Objective
Write out the whole of the material exactly.

----------

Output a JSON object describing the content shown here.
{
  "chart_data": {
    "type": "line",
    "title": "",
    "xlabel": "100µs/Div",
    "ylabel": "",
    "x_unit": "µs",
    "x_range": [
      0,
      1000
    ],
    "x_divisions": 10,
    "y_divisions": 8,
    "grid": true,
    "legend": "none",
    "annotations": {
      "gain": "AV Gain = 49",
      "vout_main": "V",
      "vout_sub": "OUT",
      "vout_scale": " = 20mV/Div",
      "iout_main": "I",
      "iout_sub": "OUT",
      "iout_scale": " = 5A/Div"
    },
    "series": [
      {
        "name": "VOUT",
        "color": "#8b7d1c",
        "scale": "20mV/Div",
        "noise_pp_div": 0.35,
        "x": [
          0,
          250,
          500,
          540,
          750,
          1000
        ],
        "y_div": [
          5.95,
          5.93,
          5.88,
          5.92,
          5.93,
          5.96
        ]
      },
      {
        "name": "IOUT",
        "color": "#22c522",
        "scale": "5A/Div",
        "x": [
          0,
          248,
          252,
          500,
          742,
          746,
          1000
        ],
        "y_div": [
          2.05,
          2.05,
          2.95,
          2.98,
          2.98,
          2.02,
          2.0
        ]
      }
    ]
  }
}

----------

Written solution
Output a JSON object describing the content shown here.
{
  "chart_data": {
    "type": "line",
    "title": "",
    "xlabel": "100µs/Div",
    "ylabel": "",
    "x_unit": "µs",
    "x_range": [
      0,
      1000
    ],
    "x_divisions": 10,
    "y_divisions": 8,
    "grid": true,
    "legend": "none",
    "annotations": {
      "gain": "AV Gain = 49",
      "vout_main": "V",
      "vout_sub": "OUT",
      "vout_scale": " = 20mV/Div",
      "iout_main": "I",
      "iout_sub": "OUT",
      "iout_scale": " = 5A/Div"
    },
    "series": [
      {
        "name": "VOUT",
        "color": "#8b7d1c",
        "scale": "20mV/Div",
        "noise_pp_div": 0.35,
        "x": [
          0,
          250,
          500,
          540,
          750,
          1000
        ],
        "y_div": [
          5.95,
          5.93,
          5.88,
          5.92,
          5.93,
          5.96
        ]
      },
      {
        "name": "IOUT",
        "color": "#22c522",
        "scale": "5A/Div",
        "x": [
          0,
          248,
          252,
          500,
          742,
          746,
          1000
        ],
        "y_div": [
          2.05,
          2.05,
          2.95,
          2.98,
          2.98,
          2.02,
          2.0
        ]
      }
    ]
  }
}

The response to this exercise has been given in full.